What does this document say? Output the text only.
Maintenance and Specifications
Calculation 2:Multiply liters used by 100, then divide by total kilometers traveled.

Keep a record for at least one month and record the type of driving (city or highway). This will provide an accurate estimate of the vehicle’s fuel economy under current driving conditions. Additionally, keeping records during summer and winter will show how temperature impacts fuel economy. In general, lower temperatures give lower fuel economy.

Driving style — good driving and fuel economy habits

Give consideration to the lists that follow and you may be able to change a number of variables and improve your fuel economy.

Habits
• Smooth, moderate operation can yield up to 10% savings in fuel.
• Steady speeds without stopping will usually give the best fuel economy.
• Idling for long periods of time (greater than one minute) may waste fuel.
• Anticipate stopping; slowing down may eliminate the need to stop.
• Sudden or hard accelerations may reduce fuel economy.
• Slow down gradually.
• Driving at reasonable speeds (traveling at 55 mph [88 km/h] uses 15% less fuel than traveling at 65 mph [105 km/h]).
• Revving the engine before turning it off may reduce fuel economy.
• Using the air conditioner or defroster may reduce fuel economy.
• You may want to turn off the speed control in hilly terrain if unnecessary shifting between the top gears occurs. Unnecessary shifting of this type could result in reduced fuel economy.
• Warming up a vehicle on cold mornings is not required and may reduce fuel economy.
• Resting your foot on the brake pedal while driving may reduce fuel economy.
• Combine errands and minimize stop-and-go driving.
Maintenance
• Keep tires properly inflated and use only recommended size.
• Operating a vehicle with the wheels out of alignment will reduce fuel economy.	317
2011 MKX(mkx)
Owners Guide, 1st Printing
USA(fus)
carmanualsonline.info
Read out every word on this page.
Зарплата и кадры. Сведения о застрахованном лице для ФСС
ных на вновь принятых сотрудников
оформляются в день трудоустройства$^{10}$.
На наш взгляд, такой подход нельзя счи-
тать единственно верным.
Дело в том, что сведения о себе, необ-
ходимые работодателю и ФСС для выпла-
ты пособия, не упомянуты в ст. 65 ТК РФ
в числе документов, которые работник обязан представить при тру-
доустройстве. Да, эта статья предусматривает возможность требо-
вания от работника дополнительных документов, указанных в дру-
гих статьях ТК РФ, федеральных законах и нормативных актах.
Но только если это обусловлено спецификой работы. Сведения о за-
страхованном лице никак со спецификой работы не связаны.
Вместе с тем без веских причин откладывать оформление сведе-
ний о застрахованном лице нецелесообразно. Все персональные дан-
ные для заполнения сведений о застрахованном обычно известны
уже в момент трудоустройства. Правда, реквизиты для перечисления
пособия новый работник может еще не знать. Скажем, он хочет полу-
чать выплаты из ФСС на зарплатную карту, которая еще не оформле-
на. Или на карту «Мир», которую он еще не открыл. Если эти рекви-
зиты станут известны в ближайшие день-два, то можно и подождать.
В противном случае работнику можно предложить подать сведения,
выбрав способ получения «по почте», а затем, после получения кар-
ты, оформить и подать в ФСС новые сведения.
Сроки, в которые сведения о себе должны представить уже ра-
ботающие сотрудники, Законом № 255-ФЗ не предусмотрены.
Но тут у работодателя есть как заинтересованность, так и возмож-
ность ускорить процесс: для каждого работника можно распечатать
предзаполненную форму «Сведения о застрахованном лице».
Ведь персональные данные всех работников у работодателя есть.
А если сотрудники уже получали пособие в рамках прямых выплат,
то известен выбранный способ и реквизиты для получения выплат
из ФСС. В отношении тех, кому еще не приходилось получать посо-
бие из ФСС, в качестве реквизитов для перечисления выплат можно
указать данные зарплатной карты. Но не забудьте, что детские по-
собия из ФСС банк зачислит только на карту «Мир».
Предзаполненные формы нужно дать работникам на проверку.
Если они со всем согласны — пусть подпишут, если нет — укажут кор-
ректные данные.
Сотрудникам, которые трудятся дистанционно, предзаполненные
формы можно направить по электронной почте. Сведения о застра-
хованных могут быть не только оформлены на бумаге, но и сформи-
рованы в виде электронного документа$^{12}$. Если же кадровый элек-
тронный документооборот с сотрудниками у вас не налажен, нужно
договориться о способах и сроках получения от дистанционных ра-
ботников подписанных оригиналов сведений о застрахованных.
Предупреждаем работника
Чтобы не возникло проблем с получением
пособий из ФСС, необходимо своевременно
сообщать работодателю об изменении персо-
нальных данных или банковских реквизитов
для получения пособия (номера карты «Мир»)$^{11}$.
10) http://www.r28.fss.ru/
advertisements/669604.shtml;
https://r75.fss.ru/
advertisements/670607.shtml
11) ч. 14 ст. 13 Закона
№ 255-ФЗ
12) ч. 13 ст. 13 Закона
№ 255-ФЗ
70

- WRITTEN EXERCISE -
Transcribe every entry word for word.

- SOLVED PROBLEM -
What does this document say? Output the text only.
Maintenance and Specifications
Calculation 2:Multiply liters used by 100, then divide by total kilometers traveled.

Keep a record for at least one month and record the type of driving (city or highway). This will provide an accurate estimate of the vehicle’s fuel economy under current driving conditions. Additionally, keeping records during summer and winter will show how temperature impacts fuel economy. In general, lower temperatures give lower fuel economy.

Driving style — good driving and fuel economy habits

Give consideration to the lists that follow and you may be able to change a number of variables and improve your fuel economy.

Habits
• Smooth, moderate operation can yield up to 10% savings in fuel.
• Steady speeds without stopping will usually give the best fuel economy.
• Idling for long periods of time (greater than one minute) may waste fuel.
• Anticipate stopping; slowing down may eliminate the need to stop.
• Sudden or hard accelerations may reduce fuel economy.
• Slow down gradually.
• Driving at reasonable speeds (traveling at 55 mph [88 km/h] uses 15% less fuel than traveling at 65 mph [105 km/h]).
• Revving the engine before turning it off may reduce fuel economy.
• Using the air conditioner or defroster may reduce fuel economy.
• You may want to turn off the speed control in hilly terrain if unnecessary shifting between the top gears occurs. Unnecessary shifting of this type could result in reduced fuel economy.
• Warming up a vehicle on cold mornings is not required and may reduce fuel economy.
• Resting your foot on the brake pedal while driving may reduce fuel economy.
• Combine errands and minimize stop-and-go driving.
Maintenance
• Keep tires properly inflated and use only recommended size.
• Operating a vehicle with the wheels out of alignment will reduce fuel economy.	317
2011 MKX(mkx)
Owners Guide, 1st Printing
USA(fus)
carmanualsonline.info
Read out every word on this page.
Зарплата и кадры. Сведения о застрахованном лице для ФСС
ных на вновь принятых сотрудников
оформляются в день трудоустройства$^{10}$.
На наш взгляд, такой подход нельзя счи-
тать единственно верным.
Дело в том, что сведения о себе, необ-
ходимые работодателю и ФСС для выпла-
ты пособия, не упомянуты в ст. 65 ТК РФ
в числе документов, которые работник обязан представить при тру-
доустройстве. Да, эта статья предусматривает возможность требо-
вания от работника дополнительных документов, указанных в дру-
гих статьях ТК РФ, федеральных законах и нормативных актах.
Но только если это обусловлено спецификой работы. Сведения о за-
страхованном лице никак со спецификой работы не связаны.
Вместе с тем без веских причин откладывать оформление сведе-
ний о застрахованном лице нецелесообразно. Все персональные дан-
ные для заполнения сведений о застрахованном обычно известны
уже в момент трудоустройства. Правда, реквизиты для перечисления
пособия новый работник может еще не знать. Скажем, он хочет полу-
чать выплаты из ФСС на зарплатную карту, которая еще не оформле-
на. Или на карту «Мир», которую он еще не открыл. Если эти рекви-
зиты станут известны в ближайшие день-два, то можно и подождать.
В противном случае работнику можно предложить подать сведения,
выбрав способ получения «по почте», а затем, после получения кар-
ты, оформить и подать в ФСС новые сведения.
Сроки, в которые сведения о себе должны представить уже ра-
ботающие сотрудники, Законом № 255-ФЗ не предусмотрены.
Но тут у работодателя есть как заинтересованность, так и возмож-
ность ускорить процесс: для каждого работника можно распечатать
предзаполненную форму «Сведения о застрахованном лице».
Ведь персональные данные всех работников у работодателя есть.
А если сотрудники уже получали пособие в рамках прямых выплат,
то известен выбранный способ и реквизиты для получения выплат
из ФСС. В отношении тех, кому еще не приходилось получать посо-
бие из ФСС, в качестве реквизитов для перечисления выплат можно
указать данные зарплатной карты. Но не забудьте, что детские по-
собия из ФСС банк зачислит только на карту «Мир».
Предзаполненные формы нужно дать работникам на проверку.
Если они со всем согласны — пусть подпишут, если нет — укажут кор-
ректные данные.
Сотрудникам, которые трудятся дистанционно, предзаполненные
формы можно направить по электронной почте. Сведения о застра-
хованных могут быть не только оформлены на бумаге, но и сформи-
рованы в виде электронного документа$^{12}$. Если же кадровый элек-
тронный документооборот с сотрудниками у вас не налажен, нужно
договориться о способах и сроках получения от дистанционных ра-
ботников подписанных оригиналов сведений о застрахованных.
Предупреждаем работника
Чтобы не возникло проблем с получением
пособий из ФСС, необходимо своевременно
сообщать работодателю об изменении персо-
нальных данных или банковских реквизитов
для получения пособия (номера карты «Мир»)$^{11}$.
10) http://www.r28.fss.ru/
advertisements/669604.shtml;
https://r75.fss.ru/
advertisements/670607.shtml
11) ч. 14 ст. 13 Закона
№ 255-ФЗ
12) ч. 13 ст. 13 Закона
№ 255-ФЗ
70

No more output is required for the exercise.